__The task__. In the entries below, identify every line with the string "where" and copy it.

Data records
#####
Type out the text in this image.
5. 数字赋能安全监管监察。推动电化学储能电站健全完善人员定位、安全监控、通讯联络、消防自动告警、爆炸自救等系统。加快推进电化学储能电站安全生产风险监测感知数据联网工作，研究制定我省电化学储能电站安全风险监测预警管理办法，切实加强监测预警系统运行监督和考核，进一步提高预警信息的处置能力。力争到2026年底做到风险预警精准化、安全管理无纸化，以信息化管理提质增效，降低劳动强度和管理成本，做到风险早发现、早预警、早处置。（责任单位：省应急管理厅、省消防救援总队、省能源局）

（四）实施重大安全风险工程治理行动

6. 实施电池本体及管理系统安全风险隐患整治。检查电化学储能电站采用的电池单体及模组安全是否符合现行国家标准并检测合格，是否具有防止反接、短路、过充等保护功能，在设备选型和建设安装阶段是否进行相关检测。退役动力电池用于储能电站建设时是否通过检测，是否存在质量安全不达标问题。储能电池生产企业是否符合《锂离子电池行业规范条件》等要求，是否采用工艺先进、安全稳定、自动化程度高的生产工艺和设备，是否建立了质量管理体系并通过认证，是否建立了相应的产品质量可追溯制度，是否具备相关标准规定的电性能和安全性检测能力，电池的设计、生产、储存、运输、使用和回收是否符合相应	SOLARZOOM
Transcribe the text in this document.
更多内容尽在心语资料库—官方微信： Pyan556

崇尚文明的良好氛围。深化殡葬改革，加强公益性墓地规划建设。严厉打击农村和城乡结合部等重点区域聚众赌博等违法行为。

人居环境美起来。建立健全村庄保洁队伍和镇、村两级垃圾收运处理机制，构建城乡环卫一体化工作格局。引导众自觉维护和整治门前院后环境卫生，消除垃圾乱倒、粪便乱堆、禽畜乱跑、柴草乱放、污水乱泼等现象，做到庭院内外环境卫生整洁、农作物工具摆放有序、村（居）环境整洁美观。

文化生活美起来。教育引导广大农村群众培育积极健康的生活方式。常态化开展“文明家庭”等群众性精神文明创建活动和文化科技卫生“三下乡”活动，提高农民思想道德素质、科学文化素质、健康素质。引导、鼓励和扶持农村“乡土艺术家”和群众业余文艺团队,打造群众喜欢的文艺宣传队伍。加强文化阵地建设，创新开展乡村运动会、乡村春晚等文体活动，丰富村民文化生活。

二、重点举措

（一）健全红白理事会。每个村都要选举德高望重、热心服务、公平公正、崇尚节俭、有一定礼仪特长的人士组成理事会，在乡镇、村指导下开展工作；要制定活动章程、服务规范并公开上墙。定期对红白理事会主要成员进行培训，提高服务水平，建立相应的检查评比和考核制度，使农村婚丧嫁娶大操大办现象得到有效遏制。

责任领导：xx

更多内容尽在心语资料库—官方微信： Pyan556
#####
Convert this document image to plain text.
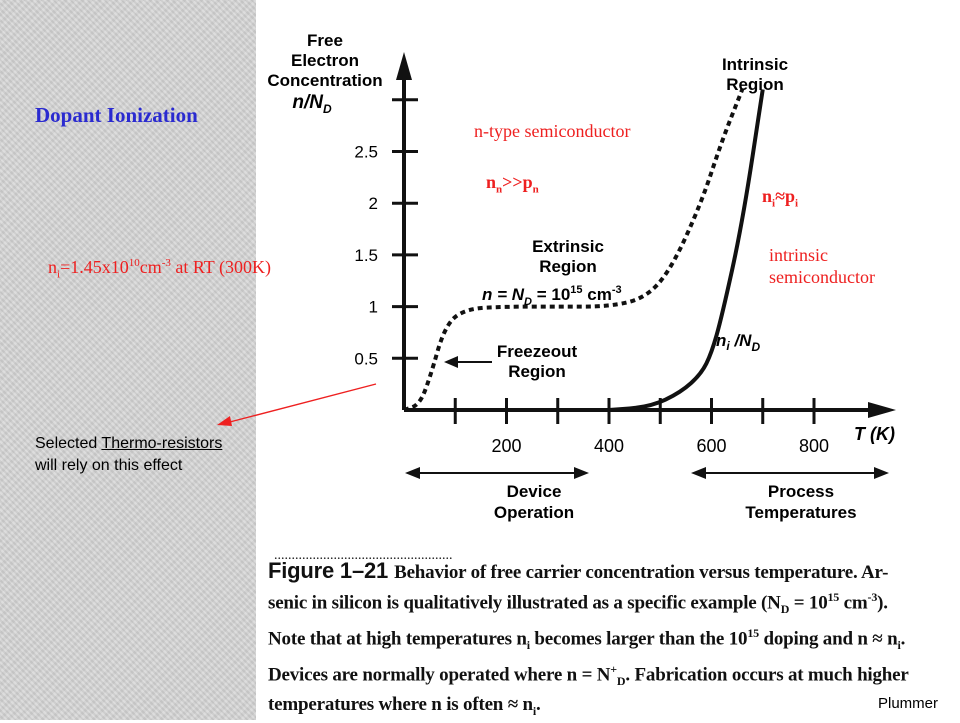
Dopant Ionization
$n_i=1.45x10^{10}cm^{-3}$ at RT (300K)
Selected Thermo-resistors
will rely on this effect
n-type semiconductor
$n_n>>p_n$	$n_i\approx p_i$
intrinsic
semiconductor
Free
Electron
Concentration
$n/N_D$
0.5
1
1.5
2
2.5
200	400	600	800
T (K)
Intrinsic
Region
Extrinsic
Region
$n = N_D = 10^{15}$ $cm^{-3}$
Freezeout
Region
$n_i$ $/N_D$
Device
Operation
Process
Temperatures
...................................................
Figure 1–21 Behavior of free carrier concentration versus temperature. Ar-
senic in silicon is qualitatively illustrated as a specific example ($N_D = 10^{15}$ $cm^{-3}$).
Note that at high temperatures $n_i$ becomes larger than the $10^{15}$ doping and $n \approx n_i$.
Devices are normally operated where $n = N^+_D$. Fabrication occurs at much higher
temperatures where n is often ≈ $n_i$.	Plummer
#####
__Written response__.
Devices are normally operated where $n = N^+_D$. Fabrication occurs at much higher
temperatures where n is often ≈ $n_i$.	Plummer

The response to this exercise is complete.